BEGIN Material for the task
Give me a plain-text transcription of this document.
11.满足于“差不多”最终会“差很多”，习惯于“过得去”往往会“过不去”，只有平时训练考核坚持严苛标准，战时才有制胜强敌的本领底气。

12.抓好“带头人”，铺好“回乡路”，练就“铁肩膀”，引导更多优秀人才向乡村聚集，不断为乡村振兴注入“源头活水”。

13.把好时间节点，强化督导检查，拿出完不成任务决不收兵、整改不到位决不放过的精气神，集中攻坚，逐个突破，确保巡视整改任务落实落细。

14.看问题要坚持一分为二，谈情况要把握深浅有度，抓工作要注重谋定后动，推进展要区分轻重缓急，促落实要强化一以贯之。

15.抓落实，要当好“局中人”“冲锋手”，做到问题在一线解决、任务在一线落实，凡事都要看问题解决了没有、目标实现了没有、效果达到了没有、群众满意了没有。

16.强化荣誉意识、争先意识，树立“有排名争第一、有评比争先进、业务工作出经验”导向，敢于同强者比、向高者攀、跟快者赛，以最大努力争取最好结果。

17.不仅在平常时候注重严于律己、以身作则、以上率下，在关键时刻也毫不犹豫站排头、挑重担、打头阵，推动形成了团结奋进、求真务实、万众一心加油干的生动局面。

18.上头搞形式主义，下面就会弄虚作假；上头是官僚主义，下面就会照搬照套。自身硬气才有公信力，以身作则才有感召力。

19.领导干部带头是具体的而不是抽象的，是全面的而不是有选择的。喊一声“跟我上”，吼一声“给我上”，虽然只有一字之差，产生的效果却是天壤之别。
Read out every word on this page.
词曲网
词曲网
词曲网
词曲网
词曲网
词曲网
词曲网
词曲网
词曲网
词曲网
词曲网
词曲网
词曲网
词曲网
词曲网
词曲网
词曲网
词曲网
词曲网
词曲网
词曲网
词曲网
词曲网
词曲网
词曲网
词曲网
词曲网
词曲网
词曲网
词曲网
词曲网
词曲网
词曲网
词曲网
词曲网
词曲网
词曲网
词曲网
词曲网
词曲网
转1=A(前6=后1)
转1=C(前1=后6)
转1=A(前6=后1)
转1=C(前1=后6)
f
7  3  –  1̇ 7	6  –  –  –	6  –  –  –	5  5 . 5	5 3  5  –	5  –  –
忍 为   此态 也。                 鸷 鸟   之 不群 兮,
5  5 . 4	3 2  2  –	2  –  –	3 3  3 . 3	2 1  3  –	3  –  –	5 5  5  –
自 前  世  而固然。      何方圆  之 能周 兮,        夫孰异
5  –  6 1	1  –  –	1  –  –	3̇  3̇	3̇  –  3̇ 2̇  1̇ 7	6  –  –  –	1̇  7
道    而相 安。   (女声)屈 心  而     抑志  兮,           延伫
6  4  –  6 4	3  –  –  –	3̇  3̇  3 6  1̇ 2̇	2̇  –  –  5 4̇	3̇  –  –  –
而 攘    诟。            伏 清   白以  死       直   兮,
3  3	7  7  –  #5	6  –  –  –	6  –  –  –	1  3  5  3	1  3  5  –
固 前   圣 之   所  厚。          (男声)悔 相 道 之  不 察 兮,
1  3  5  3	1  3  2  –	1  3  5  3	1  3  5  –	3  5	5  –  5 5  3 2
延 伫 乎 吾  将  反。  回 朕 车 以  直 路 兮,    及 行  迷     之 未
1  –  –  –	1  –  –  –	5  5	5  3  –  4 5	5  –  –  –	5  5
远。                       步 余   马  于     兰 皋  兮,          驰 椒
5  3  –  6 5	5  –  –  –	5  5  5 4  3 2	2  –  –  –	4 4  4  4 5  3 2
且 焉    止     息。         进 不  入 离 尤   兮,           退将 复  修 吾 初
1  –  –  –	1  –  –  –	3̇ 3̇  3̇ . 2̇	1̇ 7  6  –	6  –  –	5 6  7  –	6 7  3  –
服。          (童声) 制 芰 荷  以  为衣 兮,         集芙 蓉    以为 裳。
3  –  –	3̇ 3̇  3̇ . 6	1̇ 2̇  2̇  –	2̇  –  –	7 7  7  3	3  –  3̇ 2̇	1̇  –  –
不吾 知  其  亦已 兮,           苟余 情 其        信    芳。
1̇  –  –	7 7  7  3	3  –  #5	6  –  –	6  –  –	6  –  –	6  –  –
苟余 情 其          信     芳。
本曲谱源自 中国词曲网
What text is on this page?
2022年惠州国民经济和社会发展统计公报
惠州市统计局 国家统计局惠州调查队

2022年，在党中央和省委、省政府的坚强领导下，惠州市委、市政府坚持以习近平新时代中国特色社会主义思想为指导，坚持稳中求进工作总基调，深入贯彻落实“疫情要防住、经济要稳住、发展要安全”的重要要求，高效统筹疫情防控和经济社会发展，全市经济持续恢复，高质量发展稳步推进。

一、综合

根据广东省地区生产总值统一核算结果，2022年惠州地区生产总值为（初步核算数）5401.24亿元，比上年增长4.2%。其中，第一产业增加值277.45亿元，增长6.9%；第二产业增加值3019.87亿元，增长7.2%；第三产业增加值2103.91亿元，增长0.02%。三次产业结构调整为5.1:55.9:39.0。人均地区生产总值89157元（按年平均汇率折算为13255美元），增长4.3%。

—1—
END Material for the task
Task to complete: Repeat every entry exactly, please.

Reply to the task:
Give me a plain-text transcription of this document.
11.满足于“差不多”最终会“差很多”，习惯于“过得去”往往会“过不去”，只有平时训练考核坚持严苛标准，战时才有制胜强敌的本领底气。

12.抓好“带头人”，铺好“回乡路”，练就“铁肩膀”，引导更多优秀人才向乡村聚集，不断为乡村振兴注入“源头活水”。

13.把好时间节点，强化督导检查，拿出完不成任务决不收兵、整改不到位决不放过的精气神，集中攻坚，逐个突破，确保巡视整改任务落实落细。

14.看问题要坚持一分为二，谈情况要把握深浅有度，抓工作要注重谋定后动，推进展要区分轻重缓急，促落实要强化一以贯之。

15.抓落实，要当好“局中人”“冲锋手”，做到问题在一线解决、任务在一线落实，凡事都要看问题解决了没有、目标实现了没有、效果达到了没有、群众满意了没有。

16.强化荣誉意识、争先意识，树立“有排名争第一、有评比争先进、业务工作出经验”导向，敢于同强者比、向高者攀、跟快者赛，以最大努力争取最好结果。

17.不仅在平常时候注重严于律己、以身作则、以上率下，在关键时刻也毫不犹豫站排头、挑重担、打头阵，推动形成了团结奋进、求真务实、万众一心加油干的生动局面。

18.上头搞形式主义，下面就会弄虚作假；上头是官僚主义，下面就会照搬照套。自身硬气才有公信力，以身作则才有感召力。

19.领导干部带头是具体的而不是抽象的，是全面的而不是有选择的。喊一声“跟我上”，吼一声“给我上”，虽然只有一字之差，产生的效果却是天壤之别。
Read out every word on this page.
词曲网
词曲网
词曲网
词曲网
词曲网
词曲网
词曲网
词曲网
词曲网
词曲网
词曲网
词曲网
词曲网
词曲网
词曲网
词曲网
词曲网
词曲网
词曲网
词曲网
词曲网
词曲网
词曲网
词曲网
词曲网
词曲网
词曲网
词曲网
词曲网
词曲网
词曲网
词曲网
词曲网
词曲网
词曲网
词曲网
词曲网
词曲网
词曲网
词曲网
转1=A(前6=后1)
转1=C(前1=后6)
转1=A(前6=后1)
转1=C(前1=后6)
f
7  3  –  1̇ 7	6  –  –  –	6  –  –  –	5  5 . 5	5 3  5  –	5  –  –
忍 为   此态 也。                 鸷 鸟   之 不群 兮,
5  5 . 4	3 2  2  –	2  –  –	3 3  3 . 3	2 1  3  –	3  –  –	5 5  5  –
自 前  世  而固然。      何方圆  之 能周 兮,        夫孰异
5  –  6 1	1  –  –	1  –  –	3̇  3̇	3̇  –  3̇ 2̇  1̇ 7	6  –  –  –	1̇  7
道    而相 安。   (女声)屈 心  而     抑志  兮,           延伫
6  4  –  6 4	3  –  –  –	3̇  3̇  3 6  1̇ 2̇	2̇  –  –  5 4̇	3̇  –  –  –
而 攘    诟。            伏 清   白以  死       直   兮,
3  3	7  7  –  #5	6  –  –  –	6  –  –  –	1  3  5  3	1  3  5  –
固 前   圣 之   所  厚。          (男声)悔 相 道 之  不 察 兮,
1  3  5  3	1  3  2  –	1  3  5  3	1  3  5  –	3  5	5  –  5 5  3 2
延 伫 乎 吾  将  反。  回 朕 车 以  直 路 兮,    及 行  迷     之 未
1  –  –  –	1  –  –  –	5  5	5  3  –  4 5	5  –  –  –	5  5
远。                       步 余   马  于     兰 皋  兮,          驰 椒
5  3  –  6 5	5  –  –  –	5  5  5 4  3 2	2  –  –  –	4 4  4  4 5  3 2
且 焉    止     息。         进 不  入 离 尤   兮,           退将 复  修 吾 初
1  –  –  –	1  –  –  –	3̇ 3̇  3̇ . 2̇	1̇ 7  6  –	6  –  –	5 6  7  –	6 7  3  –
服。          (童声) 制 芰 荷  以  为衣 兮,         集芙 蓉    以为 裳。
3  –  –	3̇ 3̇  3̇ . 6	1̇ 2̇  2̇  –	2̇  –  –	7 7  7  3	3  –  3̇ 2̇	1̇  –  –
不吾 知  其  亦已 兮,           苟余 情 其        信    芳。
1̇  –  –	7 7  7  3	3  –  #5	6  –  –	6  –  –	6  –  –	6  –  –
苟余 情 其          信     芳。
本曲谱源自 中国词曲网
What text is on this page?
2022年惠州国民经济和社会发展统计公报
惠州市统计局 国家统计局惠州调查队

2022年，在党中央和省委、省政府的坚强领导下，惠州市委、市政府坚持以习近平新时代中国特色社会主义思想为指导，坚持稳中求进工作总基调，深入贯彻落实“疫情要防住、经济要稳住、发展要安全”的重要要求，高效统筹疫情防控和经济社会发展，全市经济持续恢复，高质量发展稳步推进。

一、综合

根据广东省地区生产总值统一核算结果，2022年惠州地区生产总值为（初步核算数）5401.24亿元，比上年增长4.2%。其中，第一产业增加值277.45亿元，增长6.9%；第二产业增加值3019.87亿元，增长7.2%；第三产业增加值2103.91亿元，增长0.02%。三次产业结构调整为5.1:55.9:39.0。人均地区生产总值89157元（按年平均汇率折算为13255美元），增长4.3%。

—1—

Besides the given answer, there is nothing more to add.